Assignment A:
From the article on ocean acidification and shellfish, extract everything from "Days numbered for" down to "make their shells.".
Assignment B:
Answer these questions using the article on ocean acidification and shellfish:
(i) At which university's conference did the American expert speak?
(ii) What share of their shellfish stock did seafood farmers off Oregon and Washington lose in 2007?
(iii) What substance do baby shellfish need in the seas to make a fully developed shell?
Assignment C:
Continue the article on ocean acidification and shellfish from the point where it stops.

Selected passage:
________________________
Days numbered for kai moana, says US expert
Better savour those oysters or green-lipped mussels while you can, because New Zealand shellfish could be obliterated by greenhouse gases.
An American expert told a University of Otago conference that a ‘‘massive shellfish extinction event’’ could be on the cards.
Todd Capson will speak with government officials and scientists today on what must be done to prevent the rapid disappearance of seafood lovers’ favourite fare. ‘‘It’s not always a gradual change. If you exceed a certain threshold, things die.’’
The issue arose because CO in the ocean transformed into an acid, Capson told the delegates at the Foreign Policy School seminar during the weekend. Rising levels of the gas from carbon fuels meant more of this acid – ‘‘the same thing that makes Coca-Cola fizzy’’ – dissolved the substance oysters and other shellfish needed to make their shells.
Without enough calcium carbonate in the seas to make a fully developed shell in their first days of life, the baby creatures died.
Capson said Americans have already experienced the devastation ‘‘ocean acidification’’ could bring. In 2007, seafood farmers off the coast of Oregon and Washington states lost nearly 80 per cent of their shellfish stock.
________________________
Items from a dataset
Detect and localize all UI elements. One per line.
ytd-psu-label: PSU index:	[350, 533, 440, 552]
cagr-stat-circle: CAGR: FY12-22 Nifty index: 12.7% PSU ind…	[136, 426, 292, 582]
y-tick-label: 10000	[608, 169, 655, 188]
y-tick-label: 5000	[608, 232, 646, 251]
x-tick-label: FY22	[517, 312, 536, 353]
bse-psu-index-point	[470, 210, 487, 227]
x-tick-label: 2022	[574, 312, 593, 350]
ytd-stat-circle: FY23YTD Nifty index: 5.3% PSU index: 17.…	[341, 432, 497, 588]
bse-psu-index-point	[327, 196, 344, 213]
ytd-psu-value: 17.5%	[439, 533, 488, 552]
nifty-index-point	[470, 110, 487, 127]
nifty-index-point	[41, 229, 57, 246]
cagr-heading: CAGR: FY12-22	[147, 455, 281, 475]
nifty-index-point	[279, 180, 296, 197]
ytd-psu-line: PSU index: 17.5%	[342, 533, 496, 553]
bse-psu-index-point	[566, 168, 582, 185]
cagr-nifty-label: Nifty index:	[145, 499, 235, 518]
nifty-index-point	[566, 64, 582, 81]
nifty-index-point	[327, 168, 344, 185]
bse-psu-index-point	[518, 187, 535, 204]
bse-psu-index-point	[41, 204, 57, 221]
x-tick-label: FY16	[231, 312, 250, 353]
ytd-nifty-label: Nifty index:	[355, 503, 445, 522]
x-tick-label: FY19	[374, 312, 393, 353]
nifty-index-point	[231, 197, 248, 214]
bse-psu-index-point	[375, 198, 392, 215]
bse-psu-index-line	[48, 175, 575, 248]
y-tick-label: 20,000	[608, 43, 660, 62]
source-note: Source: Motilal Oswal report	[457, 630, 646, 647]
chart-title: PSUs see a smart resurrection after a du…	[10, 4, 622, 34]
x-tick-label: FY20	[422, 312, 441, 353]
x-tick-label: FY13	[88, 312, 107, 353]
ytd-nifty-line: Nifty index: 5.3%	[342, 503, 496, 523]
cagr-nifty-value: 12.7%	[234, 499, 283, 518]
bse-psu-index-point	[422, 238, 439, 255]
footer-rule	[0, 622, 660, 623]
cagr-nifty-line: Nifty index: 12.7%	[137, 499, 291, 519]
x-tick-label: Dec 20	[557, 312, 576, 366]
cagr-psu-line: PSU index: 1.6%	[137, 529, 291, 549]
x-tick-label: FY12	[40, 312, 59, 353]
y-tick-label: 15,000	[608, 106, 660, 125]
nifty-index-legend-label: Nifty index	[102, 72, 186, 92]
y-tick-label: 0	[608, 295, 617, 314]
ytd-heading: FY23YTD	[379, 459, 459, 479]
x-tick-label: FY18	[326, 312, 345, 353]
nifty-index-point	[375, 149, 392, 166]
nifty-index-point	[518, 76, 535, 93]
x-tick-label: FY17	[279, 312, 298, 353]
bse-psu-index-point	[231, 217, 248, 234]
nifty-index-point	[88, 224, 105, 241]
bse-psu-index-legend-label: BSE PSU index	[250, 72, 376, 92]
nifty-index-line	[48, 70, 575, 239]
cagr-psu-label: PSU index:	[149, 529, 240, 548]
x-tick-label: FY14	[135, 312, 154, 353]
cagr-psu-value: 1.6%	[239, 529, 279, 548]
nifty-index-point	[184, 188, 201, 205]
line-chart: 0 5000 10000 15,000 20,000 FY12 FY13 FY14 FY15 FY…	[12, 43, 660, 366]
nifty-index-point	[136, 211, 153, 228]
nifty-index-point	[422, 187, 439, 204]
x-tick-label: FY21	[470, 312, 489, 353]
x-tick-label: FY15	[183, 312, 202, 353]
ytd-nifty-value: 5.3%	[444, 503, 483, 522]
________________________
Exercise response A:
Days numbered for kai moana, says US expert
Better savour those oysters or green-lipped mussels while you can, because New Zealand shellfish could be obliterated by greenhouse gases.
An American expert told a University of Otago conference that a ‘‘massive shellfish extinction event’’ could be on the cards.
Todd Capson will speak with government officials and scientists today on what must be done to prevent the rapid disappearance of seafood lovers’ favourite fare. ‘‘It’s not always a gradual change. If you exceed a certain threshold, things die.’’
The issue arose because CO in the ocean transformed into an acid, Capson told the delegates at the Foreign Policy School seminar during the weekend. Rising levels of the gas from carbon fuels meant more of this acid – ‘‘the same thing that makes Coca-Cola fizzy’’ – dissolved the substance oysters and other shellfish needed to make their shells.

Exercise response B:
(i) The University of Otago
(ii) Nearly 80 percent
(iii) Calcium carbonate

Exercise response C:
Once-thriving habitats suddenly became dead zones, leaving a NZ$340 million industry that employed 2000 workers on the brink of collapse, Capson said.
Last year, affected American aquaculture workers visited their Kiwi counterparts with a chilling warning. ‘‘This happened to me and it’s going to happen to you.’’
During his time in New Zealand, Capson, of the US Sustainable Fisheries Partnership, will also meet with the seafood industry to discuss how ocean acidification can be monitored and farmed shellfish protected.
Green-lipped mussels and other shellfish were also put at risk by run-off from the land that led to algal blooms on the coastlines, Capson said. Radical change was needed to ensure such seafood species did not vanish, he said.